* Challenge
Return all lines from the listing below in which the string "Convert" occurs.
• • •
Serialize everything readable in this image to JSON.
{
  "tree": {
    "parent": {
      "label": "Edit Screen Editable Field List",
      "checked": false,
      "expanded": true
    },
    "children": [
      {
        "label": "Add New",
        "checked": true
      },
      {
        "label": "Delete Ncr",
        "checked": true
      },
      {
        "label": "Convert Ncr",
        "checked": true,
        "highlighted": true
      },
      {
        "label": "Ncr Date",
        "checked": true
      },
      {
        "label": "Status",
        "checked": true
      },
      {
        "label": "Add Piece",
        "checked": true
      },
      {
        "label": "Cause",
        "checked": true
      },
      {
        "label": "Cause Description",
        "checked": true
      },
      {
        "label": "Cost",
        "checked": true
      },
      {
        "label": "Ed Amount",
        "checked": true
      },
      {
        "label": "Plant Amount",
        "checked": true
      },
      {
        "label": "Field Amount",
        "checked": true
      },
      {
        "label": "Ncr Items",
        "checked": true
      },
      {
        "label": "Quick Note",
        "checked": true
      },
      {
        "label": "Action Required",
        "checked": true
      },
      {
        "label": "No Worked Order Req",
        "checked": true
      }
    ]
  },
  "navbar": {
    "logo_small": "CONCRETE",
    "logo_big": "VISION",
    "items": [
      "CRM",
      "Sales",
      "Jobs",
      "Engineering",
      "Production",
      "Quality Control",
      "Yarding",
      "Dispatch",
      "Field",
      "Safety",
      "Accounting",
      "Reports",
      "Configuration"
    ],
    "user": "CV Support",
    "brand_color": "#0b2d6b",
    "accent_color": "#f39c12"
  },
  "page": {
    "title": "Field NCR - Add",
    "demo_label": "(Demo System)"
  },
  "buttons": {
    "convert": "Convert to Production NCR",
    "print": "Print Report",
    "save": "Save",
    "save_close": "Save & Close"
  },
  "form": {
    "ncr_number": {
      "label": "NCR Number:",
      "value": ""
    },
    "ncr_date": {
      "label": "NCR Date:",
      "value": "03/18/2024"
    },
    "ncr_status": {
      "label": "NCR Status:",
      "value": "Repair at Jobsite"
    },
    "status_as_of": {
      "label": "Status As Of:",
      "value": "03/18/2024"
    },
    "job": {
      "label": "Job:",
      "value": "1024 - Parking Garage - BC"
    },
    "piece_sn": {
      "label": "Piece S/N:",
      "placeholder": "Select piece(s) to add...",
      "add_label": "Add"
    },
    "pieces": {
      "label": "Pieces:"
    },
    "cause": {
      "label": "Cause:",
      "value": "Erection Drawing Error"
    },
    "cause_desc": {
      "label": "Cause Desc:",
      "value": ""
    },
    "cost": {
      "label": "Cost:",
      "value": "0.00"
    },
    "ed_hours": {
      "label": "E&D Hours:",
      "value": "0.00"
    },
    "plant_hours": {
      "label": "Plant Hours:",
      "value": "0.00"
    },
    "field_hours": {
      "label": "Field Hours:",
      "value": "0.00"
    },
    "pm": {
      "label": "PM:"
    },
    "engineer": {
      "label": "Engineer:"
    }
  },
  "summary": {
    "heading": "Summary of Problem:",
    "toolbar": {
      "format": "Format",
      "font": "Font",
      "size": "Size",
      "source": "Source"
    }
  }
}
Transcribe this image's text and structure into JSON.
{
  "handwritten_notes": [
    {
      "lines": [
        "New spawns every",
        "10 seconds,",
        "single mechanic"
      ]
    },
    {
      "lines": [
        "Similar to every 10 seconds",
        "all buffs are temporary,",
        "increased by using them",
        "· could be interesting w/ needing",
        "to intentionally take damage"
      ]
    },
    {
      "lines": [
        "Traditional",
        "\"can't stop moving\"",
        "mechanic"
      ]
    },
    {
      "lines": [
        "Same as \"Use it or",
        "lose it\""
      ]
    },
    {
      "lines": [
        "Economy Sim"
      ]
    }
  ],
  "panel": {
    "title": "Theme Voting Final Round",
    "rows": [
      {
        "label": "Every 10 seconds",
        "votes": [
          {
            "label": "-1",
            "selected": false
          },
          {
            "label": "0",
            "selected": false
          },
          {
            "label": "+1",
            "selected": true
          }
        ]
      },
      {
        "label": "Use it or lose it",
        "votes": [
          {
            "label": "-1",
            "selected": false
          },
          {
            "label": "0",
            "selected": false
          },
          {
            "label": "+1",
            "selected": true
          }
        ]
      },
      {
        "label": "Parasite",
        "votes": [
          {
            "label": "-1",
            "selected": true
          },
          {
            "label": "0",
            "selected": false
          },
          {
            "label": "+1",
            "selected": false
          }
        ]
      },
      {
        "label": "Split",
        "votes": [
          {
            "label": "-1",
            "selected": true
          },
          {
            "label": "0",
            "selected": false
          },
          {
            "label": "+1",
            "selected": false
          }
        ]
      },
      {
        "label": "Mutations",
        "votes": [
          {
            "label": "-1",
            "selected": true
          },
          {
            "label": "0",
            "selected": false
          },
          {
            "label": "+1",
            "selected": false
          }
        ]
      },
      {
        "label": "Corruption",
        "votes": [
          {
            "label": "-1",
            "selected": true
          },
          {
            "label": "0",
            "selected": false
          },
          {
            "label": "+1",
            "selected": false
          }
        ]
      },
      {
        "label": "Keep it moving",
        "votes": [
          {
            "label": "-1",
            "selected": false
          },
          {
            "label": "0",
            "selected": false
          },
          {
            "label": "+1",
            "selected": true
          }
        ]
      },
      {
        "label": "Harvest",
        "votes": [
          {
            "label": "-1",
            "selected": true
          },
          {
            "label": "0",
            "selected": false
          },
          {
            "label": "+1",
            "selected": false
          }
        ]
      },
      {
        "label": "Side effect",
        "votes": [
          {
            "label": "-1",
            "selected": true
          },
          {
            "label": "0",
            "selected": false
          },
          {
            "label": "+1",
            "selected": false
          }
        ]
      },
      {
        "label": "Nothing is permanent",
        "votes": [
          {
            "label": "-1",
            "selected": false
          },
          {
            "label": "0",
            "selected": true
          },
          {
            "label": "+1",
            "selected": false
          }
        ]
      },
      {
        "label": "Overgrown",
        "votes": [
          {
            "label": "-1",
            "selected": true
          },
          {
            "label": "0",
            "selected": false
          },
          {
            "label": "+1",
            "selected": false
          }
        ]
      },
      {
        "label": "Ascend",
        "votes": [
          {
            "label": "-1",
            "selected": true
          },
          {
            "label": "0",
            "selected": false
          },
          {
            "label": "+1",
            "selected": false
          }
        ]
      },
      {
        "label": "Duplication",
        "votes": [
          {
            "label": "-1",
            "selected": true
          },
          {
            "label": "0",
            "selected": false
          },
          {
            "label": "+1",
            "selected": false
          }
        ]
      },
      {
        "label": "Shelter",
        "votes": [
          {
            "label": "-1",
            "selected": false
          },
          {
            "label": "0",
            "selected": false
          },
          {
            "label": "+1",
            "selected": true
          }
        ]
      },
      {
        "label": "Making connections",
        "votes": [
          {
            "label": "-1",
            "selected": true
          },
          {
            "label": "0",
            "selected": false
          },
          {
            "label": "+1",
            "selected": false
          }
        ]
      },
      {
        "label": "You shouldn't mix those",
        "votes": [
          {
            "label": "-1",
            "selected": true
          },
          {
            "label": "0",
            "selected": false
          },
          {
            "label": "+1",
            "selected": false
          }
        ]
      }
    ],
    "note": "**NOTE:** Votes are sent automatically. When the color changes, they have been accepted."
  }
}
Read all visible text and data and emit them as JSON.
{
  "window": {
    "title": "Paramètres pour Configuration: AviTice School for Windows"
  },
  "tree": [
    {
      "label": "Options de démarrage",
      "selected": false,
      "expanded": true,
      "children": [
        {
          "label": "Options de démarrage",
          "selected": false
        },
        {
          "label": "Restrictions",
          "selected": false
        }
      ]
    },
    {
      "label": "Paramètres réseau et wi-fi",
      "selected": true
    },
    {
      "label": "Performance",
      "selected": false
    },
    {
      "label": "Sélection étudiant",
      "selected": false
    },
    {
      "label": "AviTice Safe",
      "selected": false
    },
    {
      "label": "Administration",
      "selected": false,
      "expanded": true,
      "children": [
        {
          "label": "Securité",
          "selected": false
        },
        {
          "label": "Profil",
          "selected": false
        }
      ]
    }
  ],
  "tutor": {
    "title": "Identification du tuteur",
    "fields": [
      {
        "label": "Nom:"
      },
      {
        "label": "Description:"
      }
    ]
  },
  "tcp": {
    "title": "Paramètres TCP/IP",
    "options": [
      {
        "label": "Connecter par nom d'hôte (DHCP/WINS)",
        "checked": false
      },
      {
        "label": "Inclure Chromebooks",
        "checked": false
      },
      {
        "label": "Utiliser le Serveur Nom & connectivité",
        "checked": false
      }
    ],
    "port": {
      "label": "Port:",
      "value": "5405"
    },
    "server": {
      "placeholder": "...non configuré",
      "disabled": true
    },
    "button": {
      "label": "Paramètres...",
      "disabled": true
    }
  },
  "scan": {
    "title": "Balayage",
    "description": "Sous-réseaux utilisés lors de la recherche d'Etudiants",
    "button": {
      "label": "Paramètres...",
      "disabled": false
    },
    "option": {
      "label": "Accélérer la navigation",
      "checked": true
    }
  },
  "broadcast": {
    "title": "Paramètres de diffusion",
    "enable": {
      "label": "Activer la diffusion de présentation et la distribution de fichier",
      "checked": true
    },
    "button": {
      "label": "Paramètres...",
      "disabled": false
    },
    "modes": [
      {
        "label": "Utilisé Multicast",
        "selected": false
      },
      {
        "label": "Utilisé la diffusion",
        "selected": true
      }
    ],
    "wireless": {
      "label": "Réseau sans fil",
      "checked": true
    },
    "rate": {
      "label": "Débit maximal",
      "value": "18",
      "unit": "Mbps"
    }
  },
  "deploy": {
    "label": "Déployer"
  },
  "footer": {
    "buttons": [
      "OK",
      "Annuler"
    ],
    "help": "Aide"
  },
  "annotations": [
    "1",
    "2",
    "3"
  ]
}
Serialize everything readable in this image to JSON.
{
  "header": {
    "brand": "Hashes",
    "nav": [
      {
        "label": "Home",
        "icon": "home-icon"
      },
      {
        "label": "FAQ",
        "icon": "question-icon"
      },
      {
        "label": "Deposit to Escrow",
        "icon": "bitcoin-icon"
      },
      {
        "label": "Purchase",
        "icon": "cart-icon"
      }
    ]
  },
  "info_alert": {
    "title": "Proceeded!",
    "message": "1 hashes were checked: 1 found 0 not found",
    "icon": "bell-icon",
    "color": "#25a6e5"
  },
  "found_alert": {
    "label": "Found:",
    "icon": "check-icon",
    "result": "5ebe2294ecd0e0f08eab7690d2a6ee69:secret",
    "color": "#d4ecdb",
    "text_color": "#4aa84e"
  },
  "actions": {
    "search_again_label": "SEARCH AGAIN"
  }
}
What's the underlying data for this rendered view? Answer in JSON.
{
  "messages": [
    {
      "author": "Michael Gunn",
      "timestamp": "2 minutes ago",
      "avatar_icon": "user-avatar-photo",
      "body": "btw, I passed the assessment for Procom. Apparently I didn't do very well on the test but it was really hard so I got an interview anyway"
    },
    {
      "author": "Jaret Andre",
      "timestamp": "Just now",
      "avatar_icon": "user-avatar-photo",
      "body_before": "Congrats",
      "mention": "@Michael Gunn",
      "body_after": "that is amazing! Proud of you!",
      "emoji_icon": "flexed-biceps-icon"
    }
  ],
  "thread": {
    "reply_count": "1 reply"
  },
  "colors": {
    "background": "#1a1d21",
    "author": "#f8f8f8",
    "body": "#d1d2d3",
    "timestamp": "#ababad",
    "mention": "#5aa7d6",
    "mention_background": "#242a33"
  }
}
• • •
* Response to the exercise
        "label": "Convert Ncr",
    "convert": "Convert to Production NCR",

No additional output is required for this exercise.